▶ **To be done**
Copy out all of the material exactly as presented.

▶ **Records supplied**
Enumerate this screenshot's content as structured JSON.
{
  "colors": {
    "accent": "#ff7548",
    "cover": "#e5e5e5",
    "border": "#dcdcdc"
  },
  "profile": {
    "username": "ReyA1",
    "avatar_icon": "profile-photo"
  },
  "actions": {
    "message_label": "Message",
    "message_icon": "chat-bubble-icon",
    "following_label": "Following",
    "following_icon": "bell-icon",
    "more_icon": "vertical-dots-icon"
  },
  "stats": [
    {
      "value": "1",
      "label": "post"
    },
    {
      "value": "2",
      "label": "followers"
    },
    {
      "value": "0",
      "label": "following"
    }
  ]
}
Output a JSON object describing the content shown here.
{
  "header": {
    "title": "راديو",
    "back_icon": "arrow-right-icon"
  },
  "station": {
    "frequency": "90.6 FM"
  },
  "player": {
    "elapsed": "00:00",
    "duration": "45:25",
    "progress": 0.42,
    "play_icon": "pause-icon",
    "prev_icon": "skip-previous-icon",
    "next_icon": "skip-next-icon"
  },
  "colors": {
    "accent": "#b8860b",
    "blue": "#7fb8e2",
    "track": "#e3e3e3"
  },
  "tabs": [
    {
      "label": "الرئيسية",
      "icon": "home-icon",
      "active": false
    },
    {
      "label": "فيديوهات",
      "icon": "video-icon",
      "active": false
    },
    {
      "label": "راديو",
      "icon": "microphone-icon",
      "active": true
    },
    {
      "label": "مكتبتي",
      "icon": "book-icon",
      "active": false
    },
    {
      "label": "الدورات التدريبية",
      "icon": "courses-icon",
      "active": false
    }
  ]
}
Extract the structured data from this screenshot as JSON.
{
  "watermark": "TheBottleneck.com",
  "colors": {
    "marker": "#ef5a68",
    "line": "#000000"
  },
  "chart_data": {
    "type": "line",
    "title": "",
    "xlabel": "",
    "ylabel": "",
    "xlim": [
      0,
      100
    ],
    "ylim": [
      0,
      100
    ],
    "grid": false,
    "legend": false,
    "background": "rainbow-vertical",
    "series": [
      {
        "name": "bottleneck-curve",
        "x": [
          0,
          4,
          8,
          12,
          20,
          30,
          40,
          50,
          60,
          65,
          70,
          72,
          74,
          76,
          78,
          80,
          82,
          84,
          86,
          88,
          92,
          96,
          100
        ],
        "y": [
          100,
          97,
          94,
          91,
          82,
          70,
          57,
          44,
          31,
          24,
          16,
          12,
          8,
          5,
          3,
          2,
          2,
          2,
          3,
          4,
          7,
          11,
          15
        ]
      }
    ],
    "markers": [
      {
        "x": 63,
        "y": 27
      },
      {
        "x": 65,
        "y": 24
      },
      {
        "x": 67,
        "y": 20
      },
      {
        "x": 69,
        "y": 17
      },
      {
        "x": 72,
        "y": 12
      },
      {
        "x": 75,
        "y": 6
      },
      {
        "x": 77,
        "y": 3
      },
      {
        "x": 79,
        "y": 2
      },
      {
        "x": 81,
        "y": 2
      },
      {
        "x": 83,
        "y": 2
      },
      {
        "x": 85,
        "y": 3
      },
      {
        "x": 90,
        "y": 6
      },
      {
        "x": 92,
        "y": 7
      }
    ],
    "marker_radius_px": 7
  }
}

▶ **Answer to the problem**
Enumerate this screenshot's content as structured JSON.
{
  "colors": {
    "accent": "#ff7548",
    "cover": "#e5e5e5",
    "border": "#dcdcdc"
  },
  "profile": {
    "username": "ReyA1",
    "avatar_icon": "profile-photo"
  },
  "actions": {
    "message_label": "Message",
    "message_icon": "chat-bubble-icon",
    "following_label": "Following",
    "following_icon": "bell-icon",
    "more_icon": "vertical-dots-icon"
  },
  "stats": [
    {
      "value": "1",
      "label": "post"
    },
    {
      "value": "2",
      "label": "followers"
    },
    {
      "value": "0",
      "label": "following"
    }
  ]
}
Output a JSON object describing the content shown here.
{
  "header": {
    "title": "راديو",
    "back_icon": "arrow-right-icon"
  },
  "station": {
    "frequency": "90.6 FM"
  },
  "player": {
    "elapsed": "00:00",
    "duration": "45:25",
    "progress": 0.42,
    "play_icon": "pause-icon",
    "prev_icon": "skip-previous-icon",
    "next_icon": "skip-next-icon"
  },
  "colors": {
    "accent": "#b8860b",
    "blue": "#7fb8e2",
    "track": "#e3e3e3"
  },
  "tabs": [
    {
      "label": "الرئيسية",
      "icon": "home-icon",
      "active": false
    },
    {
      "label": "فيديوهات",
      "icon": "video-icon",
      "active": false
    },
    {
      "label": "راديو",
      "icon": "microphone-icon",
      "active": true
    },
    {
      "label": "مكتبتي",
      "icon": "book-icon",
      "active": false
    },
    {
      "label": "الدورات التدريبية",
      "icon": "courses-icon",
      "active": false
    }
  ]
}
Extract the structured data from this screenshot as JSON.
{
  "watermark": "TheBottleneck.com",
  "colors": {
    "marker": "#ef5a68",
    "line": "#000000"
  },
  "chart_data": {
    "type": "line",
    "title": "",
    "xlabel": "",
    "ylabel": "",
    "xlim": [
      0,
      100
    ],
    "ylim": [
      0,
      100
    ],
    "grid": false,
    "legend": false,
    "background": "rainbow-vertical",
    "series": [
      {
        "name": "bottleneck-curve",
        "x": [
          0,
          4,
          8,
          12,
          20,
          30,
          40,
          50,
          60,
          65,
          70,
          72,
          74,
          76,
          78,
          80,
          82,
          84,
          86,
          88,
          92,
          96,
          100
        ],
        "y": [
          100,
          97,
          94,
          91,
          82,
          70,
          57,
          44,
          31,
          24,
          16,
          12,
          8,
          5,
          3,
          2,
          2,
          2,
          3,
          4,
          7,
          11,
          15
        ]
      }
    ],
    "markers": [
      {
        "x": 63,
        "y": 27
      },
      {
        "x": 65,
        "y": 24
      },
      {
        "x": 67,
        "y": 20
      },
      {
        "x": 69,
        "y": 17
      },
      {
        "x": 72,
        "y": 12
      },
      {
        "x": 75,
        "y": 6
      },
      {
        "x": 77,
        "y": 3
      },
      {
        "x": 79,
        "y": 2
      },
      {
        "x": 81,
        "y": 2
      },
      {
        "x": 83,
        "y": 2
      },
      {
        "x": 85,
        "y": 3
      },
      {
        "x": 90,
        "y": 6
      },
      {
        "x": 92,
        "y": 7
      }
    ],
    "marker_radius_px": 7
  }
}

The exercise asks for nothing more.